Search the records below for the word "will" and show every line where it occurs.

==========

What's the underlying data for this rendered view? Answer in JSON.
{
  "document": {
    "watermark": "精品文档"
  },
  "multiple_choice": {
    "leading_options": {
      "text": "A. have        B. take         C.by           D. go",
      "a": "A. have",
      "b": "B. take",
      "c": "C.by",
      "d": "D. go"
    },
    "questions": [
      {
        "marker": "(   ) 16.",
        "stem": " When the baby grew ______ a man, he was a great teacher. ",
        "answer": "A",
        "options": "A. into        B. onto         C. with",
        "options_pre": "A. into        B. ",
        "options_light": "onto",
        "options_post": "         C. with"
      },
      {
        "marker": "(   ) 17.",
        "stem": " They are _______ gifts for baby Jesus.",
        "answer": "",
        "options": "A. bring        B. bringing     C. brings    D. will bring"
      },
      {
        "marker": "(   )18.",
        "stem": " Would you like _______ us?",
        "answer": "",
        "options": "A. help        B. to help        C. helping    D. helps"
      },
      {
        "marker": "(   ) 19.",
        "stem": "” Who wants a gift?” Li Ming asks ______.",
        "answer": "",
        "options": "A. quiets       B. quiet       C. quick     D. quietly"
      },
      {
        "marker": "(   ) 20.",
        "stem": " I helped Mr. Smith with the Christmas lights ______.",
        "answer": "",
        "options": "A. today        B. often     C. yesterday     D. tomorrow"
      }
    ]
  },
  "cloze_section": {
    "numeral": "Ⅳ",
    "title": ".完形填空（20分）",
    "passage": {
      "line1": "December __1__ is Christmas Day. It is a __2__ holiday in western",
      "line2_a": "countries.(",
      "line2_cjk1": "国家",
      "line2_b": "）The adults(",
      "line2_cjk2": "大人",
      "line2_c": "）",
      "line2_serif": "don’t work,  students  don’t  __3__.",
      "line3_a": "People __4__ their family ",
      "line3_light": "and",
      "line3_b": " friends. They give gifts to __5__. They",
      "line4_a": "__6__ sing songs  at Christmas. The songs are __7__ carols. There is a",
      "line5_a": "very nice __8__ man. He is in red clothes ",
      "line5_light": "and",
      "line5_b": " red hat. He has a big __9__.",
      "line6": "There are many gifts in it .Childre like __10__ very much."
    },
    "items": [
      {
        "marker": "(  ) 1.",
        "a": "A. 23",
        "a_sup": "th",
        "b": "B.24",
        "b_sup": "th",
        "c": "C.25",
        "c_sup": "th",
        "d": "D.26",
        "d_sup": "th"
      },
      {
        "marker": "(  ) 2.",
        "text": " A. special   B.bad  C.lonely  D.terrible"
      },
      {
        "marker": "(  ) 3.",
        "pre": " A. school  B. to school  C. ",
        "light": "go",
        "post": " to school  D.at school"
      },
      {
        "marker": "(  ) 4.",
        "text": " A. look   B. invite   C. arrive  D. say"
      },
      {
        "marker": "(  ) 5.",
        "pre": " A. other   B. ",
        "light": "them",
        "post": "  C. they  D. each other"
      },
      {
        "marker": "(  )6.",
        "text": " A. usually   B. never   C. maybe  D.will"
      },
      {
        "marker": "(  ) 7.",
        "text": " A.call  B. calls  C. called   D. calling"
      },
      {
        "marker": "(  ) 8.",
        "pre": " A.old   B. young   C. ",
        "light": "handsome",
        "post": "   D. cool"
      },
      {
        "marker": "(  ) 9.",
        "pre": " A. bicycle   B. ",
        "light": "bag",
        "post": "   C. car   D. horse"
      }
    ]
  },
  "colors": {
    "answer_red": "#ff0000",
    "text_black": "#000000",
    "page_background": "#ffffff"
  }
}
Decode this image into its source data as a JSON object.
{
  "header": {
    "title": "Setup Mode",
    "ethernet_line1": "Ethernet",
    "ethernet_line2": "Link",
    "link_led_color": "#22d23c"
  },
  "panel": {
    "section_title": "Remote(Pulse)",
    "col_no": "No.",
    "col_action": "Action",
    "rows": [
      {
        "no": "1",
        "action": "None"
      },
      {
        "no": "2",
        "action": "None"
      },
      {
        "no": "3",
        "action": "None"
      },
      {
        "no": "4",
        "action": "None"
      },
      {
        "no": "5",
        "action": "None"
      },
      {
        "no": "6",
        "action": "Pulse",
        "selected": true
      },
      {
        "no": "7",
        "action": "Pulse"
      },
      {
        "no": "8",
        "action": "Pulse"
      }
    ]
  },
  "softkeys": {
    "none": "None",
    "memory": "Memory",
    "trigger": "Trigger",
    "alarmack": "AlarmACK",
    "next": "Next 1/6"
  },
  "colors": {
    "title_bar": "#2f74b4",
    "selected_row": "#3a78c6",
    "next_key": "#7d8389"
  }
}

==========

#### Reply:
        "options": "A. bring        B. bringing     C. brings    D. will bring"
        "text": " A. usually   B. never   C. maybe  D.will"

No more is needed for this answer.